Part of a data file:
#####
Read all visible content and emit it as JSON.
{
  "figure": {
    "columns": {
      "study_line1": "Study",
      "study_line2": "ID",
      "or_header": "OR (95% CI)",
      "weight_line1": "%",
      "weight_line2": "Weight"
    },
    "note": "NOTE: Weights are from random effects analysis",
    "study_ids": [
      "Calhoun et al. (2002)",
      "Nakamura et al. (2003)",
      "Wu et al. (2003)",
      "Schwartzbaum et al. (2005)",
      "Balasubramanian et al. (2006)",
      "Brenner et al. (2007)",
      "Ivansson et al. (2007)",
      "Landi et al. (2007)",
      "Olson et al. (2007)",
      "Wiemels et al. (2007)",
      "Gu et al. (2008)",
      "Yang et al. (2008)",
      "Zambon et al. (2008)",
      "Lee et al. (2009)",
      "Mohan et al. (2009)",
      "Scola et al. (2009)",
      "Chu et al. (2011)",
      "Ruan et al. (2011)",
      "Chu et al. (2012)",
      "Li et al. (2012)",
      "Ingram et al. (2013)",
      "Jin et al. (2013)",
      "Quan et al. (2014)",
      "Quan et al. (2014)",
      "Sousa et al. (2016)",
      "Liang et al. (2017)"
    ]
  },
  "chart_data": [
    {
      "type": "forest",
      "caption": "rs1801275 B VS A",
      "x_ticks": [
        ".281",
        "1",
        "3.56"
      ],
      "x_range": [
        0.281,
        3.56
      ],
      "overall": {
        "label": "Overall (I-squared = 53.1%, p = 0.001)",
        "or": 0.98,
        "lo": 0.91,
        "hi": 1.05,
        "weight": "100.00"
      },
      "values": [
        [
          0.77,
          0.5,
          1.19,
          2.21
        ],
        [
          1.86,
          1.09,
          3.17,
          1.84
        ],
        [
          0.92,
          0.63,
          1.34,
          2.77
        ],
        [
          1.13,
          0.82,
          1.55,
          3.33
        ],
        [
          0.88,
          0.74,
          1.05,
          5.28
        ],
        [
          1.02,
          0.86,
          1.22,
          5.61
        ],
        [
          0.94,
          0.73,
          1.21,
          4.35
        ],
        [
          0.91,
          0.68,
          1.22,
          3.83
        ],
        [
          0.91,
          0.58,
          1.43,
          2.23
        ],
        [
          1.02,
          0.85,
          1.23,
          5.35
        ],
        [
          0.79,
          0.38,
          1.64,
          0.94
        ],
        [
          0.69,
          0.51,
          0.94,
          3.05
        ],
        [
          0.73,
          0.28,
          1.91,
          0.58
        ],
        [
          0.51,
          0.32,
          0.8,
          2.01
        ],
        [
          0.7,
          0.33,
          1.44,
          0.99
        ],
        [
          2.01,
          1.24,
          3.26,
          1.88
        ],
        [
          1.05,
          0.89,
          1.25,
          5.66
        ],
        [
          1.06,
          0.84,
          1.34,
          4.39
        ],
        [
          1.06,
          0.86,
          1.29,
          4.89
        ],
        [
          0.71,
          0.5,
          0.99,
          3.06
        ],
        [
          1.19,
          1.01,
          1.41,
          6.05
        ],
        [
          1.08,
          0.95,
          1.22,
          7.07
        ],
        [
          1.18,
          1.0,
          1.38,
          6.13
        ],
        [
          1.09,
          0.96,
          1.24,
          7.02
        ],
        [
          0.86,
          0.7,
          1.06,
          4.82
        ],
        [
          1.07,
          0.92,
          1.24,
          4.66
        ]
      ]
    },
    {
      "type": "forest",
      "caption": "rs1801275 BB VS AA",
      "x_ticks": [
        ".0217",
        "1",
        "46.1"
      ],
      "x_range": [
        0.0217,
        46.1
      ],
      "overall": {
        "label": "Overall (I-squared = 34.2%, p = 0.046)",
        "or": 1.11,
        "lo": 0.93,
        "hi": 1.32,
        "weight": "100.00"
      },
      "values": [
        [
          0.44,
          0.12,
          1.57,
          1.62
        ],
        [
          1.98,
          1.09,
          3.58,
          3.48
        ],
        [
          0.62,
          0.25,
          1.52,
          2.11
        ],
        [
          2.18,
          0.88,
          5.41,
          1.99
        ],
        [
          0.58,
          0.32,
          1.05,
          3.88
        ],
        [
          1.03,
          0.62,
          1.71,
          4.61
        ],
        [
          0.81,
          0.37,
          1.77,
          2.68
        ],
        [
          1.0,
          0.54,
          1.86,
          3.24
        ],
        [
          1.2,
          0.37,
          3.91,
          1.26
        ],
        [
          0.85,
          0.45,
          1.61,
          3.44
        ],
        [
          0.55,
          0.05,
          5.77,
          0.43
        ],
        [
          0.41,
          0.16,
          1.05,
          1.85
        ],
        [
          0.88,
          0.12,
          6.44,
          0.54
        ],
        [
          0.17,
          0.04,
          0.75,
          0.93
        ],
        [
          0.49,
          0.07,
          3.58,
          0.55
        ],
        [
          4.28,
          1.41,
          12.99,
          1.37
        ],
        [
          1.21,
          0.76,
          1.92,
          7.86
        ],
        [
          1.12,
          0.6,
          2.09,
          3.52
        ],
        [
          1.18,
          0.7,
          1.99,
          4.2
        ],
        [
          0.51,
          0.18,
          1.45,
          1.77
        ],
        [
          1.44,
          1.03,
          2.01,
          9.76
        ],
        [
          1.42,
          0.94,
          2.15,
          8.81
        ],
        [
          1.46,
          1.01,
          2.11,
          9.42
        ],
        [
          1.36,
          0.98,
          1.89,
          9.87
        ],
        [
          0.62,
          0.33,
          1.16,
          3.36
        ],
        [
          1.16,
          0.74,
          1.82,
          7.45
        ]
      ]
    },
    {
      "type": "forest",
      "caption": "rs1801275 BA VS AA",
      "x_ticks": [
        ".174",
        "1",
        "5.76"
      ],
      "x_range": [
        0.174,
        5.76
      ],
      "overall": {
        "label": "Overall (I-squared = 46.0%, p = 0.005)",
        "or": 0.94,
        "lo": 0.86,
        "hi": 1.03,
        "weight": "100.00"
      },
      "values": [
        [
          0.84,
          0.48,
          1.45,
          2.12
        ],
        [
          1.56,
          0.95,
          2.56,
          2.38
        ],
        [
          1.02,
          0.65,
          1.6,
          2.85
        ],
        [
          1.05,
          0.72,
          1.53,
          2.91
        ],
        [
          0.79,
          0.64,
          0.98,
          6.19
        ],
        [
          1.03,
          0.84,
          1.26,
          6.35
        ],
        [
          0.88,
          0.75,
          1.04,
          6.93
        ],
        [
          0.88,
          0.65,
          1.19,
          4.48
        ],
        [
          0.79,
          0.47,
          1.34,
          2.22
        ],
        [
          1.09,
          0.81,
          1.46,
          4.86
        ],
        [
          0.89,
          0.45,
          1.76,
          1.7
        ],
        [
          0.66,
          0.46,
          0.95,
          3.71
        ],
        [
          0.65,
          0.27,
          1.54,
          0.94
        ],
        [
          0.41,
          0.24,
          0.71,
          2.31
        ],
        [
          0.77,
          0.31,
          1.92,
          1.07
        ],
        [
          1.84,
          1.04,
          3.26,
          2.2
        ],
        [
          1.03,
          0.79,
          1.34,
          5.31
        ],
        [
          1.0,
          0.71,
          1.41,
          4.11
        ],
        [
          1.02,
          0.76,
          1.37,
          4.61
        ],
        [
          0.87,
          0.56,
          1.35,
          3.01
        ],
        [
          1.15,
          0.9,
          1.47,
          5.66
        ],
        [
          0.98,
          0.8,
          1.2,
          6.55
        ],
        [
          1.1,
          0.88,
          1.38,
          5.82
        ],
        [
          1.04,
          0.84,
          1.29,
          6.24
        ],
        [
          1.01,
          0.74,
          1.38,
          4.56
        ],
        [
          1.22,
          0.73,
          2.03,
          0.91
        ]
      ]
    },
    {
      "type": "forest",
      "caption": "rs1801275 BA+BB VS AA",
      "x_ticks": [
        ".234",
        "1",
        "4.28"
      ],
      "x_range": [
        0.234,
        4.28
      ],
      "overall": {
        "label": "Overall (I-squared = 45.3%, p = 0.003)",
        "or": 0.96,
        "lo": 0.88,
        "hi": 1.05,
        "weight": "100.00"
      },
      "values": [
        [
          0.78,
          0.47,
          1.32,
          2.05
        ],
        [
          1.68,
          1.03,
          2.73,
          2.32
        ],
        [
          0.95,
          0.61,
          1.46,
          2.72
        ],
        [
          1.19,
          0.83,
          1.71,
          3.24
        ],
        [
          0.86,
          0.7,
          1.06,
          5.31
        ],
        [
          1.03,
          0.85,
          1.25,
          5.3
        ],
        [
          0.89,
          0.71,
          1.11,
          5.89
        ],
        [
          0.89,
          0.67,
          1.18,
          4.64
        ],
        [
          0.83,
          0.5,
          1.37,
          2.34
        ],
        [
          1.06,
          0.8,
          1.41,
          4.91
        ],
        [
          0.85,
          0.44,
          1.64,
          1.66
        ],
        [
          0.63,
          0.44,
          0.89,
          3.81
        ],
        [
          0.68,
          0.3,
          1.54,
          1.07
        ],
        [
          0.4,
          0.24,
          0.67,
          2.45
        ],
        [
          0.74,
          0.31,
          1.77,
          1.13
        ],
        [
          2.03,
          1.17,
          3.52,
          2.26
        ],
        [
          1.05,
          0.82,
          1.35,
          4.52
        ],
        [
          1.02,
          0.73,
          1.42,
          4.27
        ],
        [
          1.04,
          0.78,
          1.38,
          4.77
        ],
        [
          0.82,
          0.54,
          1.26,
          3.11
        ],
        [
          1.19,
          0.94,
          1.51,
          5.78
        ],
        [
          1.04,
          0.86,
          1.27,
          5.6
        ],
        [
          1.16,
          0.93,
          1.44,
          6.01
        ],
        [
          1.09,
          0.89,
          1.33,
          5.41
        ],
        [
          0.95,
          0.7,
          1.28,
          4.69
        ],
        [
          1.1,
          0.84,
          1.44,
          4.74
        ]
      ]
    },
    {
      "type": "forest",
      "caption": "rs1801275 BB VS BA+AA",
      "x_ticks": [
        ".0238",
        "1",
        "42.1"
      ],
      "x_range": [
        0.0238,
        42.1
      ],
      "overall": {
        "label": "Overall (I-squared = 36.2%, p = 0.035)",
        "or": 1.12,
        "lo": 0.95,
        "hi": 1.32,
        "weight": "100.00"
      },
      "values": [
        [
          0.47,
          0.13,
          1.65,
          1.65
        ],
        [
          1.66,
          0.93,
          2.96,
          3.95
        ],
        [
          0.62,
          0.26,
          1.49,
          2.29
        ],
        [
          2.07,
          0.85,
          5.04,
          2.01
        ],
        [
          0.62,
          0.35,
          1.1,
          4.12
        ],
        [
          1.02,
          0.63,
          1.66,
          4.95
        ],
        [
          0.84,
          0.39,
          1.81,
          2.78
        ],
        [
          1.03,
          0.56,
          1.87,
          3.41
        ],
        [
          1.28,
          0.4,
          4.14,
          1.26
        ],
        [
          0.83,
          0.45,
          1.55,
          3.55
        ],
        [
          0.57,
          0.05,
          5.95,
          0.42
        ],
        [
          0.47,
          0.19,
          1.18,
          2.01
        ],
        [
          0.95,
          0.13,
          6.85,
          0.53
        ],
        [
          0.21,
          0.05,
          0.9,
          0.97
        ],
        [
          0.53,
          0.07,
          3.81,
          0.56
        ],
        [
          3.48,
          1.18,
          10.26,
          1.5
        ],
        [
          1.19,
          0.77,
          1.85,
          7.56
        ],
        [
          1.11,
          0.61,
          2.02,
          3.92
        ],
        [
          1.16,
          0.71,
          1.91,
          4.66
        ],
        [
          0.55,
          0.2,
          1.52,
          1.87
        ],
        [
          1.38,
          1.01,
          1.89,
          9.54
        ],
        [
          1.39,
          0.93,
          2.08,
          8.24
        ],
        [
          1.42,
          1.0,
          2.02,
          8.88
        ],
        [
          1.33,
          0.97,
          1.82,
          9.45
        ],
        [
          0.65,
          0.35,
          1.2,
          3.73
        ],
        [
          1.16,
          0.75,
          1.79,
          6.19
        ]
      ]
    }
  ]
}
#####
Request: Select all lines in the listing that include the word "label".

Result of this task:
        "label": "Overall (I-squared = 53.1%, p = 0.001)",
        "label": "Overall (I-squared = 34.2%, p = 0.046)",
        "label": "Overall (I-squared = 46.0%, p = 0.005)",
        "label": "Overall (I-squared = 45.3%, p = 0.003)",
        "label": "Overall (I-squared = 36.2%, p = 0.035)",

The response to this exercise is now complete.